[INFORMATION SUPPLIED]
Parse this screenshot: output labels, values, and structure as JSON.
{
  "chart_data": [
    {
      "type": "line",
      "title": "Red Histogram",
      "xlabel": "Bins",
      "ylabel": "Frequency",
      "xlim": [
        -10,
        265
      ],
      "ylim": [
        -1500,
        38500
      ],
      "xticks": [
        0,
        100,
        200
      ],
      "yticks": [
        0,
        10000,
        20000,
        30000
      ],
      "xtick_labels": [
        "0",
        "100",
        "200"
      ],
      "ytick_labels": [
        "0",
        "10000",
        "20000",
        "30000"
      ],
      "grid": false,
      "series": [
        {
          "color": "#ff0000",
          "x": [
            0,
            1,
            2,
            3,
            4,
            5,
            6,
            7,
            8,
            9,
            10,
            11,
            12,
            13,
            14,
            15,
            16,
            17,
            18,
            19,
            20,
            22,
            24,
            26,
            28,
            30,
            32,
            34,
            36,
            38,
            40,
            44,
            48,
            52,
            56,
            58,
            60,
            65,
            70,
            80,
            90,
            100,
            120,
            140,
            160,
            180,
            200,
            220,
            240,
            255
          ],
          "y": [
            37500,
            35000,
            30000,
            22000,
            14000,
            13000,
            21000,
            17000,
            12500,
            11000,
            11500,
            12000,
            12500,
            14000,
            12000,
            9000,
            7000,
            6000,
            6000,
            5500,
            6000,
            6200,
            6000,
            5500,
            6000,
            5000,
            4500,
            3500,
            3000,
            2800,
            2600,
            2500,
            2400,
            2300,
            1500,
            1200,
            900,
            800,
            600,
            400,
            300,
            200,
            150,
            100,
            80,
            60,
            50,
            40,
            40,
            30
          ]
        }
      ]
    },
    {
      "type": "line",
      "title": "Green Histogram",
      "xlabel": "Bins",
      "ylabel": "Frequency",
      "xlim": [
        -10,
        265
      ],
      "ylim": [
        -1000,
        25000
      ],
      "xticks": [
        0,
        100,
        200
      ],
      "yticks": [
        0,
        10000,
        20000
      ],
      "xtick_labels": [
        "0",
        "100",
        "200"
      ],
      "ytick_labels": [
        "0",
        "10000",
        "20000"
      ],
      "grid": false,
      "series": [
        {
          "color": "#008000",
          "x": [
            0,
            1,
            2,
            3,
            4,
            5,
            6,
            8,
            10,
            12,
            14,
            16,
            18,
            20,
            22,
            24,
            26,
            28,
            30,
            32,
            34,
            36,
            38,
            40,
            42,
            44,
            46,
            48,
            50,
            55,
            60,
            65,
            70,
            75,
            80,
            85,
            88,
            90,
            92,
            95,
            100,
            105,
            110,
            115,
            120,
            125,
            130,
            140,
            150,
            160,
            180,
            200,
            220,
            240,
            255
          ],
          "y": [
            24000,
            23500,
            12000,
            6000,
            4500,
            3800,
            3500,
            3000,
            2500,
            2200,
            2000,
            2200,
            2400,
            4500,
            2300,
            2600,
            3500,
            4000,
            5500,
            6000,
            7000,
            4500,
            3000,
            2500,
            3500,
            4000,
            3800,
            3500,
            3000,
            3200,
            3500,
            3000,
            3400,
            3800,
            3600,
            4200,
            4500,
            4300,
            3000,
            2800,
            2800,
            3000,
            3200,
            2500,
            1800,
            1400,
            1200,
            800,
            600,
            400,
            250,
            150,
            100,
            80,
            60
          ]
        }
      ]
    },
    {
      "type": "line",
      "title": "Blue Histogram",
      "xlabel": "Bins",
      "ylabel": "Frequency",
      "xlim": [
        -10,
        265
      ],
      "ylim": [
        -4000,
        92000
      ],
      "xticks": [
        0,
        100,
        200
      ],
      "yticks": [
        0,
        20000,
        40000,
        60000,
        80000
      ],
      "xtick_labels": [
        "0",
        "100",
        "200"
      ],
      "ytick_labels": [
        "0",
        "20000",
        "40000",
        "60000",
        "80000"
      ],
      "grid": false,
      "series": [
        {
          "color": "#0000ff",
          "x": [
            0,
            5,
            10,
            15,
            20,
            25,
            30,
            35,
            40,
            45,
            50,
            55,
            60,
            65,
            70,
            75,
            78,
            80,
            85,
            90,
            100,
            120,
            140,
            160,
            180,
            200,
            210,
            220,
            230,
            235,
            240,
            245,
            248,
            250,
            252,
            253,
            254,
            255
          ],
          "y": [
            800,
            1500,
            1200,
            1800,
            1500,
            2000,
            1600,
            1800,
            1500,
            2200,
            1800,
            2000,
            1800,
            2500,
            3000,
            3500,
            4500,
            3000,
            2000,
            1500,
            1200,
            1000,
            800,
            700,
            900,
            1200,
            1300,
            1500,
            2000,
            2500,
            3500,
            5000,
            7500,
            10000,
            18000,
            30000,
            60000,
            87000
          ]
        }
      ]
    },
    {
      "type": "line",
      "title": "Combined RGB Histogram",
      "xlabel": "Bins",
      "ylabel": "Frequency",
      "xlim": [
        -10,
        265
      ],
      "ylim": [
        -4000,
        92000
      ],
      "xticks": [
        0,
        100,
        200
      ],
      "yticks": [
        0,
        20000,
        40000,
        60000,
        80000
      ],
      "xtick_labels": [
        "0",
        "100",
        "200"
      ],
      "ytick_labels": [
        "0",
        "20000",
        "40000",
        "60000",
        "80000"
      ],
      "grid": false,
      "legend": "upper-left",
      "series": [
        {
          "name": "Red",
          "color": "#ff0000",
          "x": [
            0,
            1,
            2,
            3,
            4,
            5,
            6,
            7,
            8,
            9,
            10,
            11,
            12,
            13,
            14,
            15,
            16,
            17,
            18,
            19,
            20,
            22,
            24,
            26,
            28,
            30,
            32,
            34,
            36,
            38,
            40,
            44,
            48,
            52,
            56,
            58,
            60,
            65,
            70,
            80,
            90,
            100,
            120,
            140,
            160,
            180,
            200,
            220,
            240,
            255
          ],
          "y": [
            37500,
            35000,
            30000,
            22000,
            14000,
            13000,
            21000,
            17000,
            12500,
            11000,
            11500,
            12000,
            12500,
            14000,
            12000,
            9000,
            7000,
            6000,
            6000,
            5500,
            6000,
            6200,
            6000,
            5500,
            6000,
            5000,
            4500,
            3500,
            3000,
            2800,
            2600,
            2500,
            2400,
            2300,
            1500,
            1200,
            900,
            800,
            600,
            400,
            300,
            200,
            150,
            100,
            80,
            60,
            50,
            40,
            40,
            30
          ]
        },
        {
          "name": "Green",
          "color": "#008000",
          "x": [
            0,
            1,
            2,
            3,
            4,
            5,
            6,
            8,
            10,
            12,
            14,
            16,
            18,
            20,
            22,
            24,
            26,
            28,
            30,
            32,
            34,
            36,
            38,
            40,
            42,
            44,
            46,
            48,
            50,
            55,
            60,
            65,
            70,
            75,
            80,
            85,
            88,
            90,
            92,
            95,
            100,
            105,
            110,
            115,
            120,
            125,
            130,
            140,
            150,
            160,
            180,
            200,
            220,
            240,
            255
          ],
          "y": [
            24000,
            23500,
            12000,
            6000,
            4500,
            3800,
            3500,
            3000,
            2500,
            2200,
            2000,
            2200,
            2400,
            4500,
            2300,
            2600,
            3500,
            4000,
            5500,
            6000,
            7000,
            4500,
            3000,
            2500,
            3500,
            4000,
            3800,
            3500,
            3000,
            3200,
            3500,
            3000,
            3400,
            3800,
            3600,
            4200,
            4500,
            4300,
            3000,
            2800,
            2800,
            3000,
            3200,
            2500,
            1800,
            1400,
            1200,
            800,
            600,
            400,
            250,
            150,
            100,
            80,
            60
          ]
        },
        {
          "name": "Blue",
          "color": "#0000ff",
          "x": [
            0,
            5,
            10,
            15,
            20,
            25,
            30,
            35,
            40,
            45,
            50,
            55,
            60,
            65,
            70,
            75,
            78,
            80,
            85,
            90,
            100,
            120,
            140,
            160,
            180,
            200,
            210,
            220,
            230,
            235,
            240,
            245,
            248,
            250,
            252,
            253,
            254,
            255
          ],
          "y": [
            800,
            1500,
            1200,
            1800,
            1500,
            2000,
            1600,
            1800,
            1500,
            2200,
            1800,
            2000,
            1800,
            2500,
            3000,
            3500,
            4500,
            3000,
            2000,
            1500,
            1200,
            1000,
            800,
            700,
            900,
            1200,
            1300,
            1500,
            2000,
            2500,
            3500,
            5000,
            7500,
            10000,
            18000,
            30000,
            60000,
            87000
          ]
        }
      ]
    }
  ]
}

[WHAT THE TASK ASKS] Among the lines of the material, find those that hold the word "Histogram" and copy them.

[OUTPUT FOR THIS EXERCISE]
      "title": "Red Histogram",
      "title": "Green Histogram",
      "title": "Blue Histogram",
      "title": "Combined RGB Histogram",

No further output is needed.